_Task_
Extract every line below, verbatim.

──────── Data ────────

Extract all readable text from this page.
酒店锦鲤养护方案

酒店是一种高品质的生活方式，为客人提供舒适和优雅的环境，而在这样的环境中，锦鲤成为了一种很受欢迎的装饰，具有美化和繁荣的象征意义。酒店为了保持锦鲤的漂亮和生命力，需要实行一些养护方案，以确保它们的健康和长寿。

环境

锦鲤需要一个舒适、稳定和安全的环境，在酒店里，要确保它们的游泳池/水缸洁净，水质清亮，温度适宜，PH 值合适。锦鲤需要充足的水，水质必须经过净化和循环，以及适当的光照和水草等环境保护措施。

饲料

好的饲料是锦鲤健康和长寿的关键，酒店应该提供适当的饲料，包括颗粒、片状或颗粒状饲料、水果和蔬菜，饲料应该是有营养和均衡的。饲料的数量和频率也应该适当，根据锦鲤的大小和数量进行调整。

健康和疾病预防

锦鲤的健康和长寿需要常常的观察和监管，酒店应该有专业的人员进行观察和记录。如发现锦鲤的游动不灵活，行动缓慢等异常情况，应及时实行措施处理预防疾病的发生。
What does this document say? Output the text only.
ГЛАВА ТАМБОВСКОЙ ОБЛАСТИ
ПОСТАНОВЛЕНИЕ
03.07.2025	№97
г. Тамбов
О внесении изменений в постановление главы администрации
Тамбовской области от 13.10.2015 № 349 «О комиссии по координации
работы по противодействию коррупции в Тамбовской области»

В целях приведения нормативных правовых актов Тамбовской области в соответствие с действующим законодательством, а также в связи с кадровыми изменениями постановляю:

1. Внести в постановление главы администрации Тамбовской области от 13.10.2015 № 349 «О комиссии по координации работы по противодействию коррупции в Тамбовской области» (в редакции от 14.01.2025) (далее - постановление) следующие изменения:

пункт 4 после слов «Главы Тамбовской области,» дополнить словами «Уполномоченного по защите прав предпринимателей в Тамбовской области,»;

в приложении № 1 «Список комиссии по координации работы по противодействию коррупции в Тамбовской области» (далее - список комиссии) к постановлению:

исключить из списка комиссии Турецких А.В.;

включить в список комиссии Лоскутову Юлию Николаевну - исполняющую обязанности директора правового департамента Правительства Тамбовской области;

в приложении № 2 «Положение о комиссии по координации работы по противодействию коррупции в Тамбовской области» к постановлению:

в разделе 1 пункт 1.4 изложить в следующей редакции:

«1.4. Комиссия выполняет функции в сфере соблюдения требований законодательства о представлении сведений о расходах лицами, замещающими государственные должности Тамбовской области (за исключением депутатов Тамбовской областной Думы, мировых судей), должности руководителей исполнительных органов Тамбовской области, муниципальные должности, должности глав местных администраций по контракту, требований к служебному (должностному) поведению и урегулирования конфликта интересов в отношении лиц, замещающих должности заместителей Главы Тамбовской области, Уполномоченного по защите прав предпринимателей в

────────

_Exercise answer_
Extract all readable text from this page.
酒店锦鲤养护方案

酒店是一种高品质的生活方式，为客人提供舒适和优雅的环境，而在这样的环境中，锦鲤成为了一种很受欢迎的装饰，具有美化和繁荣的象征意义。酒店为了保持锦鲤的漂亮和生命力，需要实行一些养护方案，以确保它们的健康和长寿。

环境

锦鲤需要一个舒适、稳定和安全的环境，在酒店里，要确保它们的游泳池/水缸洁净，水质清亮，温度适宜，PH 值合适。锦鲤需要充足的水，水质必须经过净化和循环，以及适当的光照和水草等环境保护措施。

饲料

好的饲料是锦鲤健康和长寿的关键，酒店应该提供适当的饲料，包括颗粒、片状或颗粒状饲料、水果和蔬菜，饲料应该是有营养和均衡的。饲料的数量和频率也应该适当，根据锦鲤的大小和数量进行调整。

健康和疾病预防

锦鲤的健康和长寿需要常常的观察和监管，酒店应该有专业的人员进行观察和记录。如发现锦鲤的游动不灵活，行动缓慢等异常情况，应及时实行措施处理预防疾病的发生。
What does this document say? Output the text only.
ГЛАВА ТАМБОВСКОЙ ОБЛАСТИ
ПОСТАНОВЛЕНИЕ
03.07.2025	№97
г. Тамбов
О внесении изменений в постановление главы администрации
Тамбовской области от 13.10.2015 № 349 «О комиссии по координации
работы по противодействию коррупции в Тамбовской области»

В целях приведения нормативных правовых актов Тамбовской области в соответствие с действующим законодательством, а также в связи с кадровыми изменениями постановляю:

1. Внести в постановление главы администрации Тамбовской области от 13.10.2015 № 349 «О комиссии по координации работы по противодействию коррупции в Тамбовской области» (в редакции от 14.01.2025) (далее - постановление) следующие изменения:

пункт 4 после слов «Главы Тамбовской области,» дополнить словами «Уполномоченного по защите прав предпринимателей в Тамбовской области,»;

в приложении № 1 «Список комиссии по координации работы по противодействию коррупции в Тамбовской области» (далее - список комиссии) к постановлению:

исключить из списка комиссии Турецких А.В.;

включить в список комиссии Лоскутову Юлию Николаевну - исполняющую обязанности директора правового департамента Правительства Тамбовской области;

в приложении № 2 «Положение о комиссии по координации работы по противодействию коррупции в Тамбовской области» к постановлению:

в разделе 1 пункт 1.4 изложить в следующей редакции:

«1.4. Комиссия выполняет функции в сфере соблюдения требований законодательства о представлении сведений о расходах лицами, замещающими государственные должности Тамбовской области (за исключением депутатов Тамбовской областной Думы, мировых судей), должности руководителей исполнительных органов Тамбовской области, муниципальные должности, должности глав местных администраций по контракту, требований к служебному (должностному) поведению и урегулирования конфликта интересов в отношении лиц, замещающих должности заместителей Главы Тамбовской области, Уполномоченного по защите прав предпринимателей в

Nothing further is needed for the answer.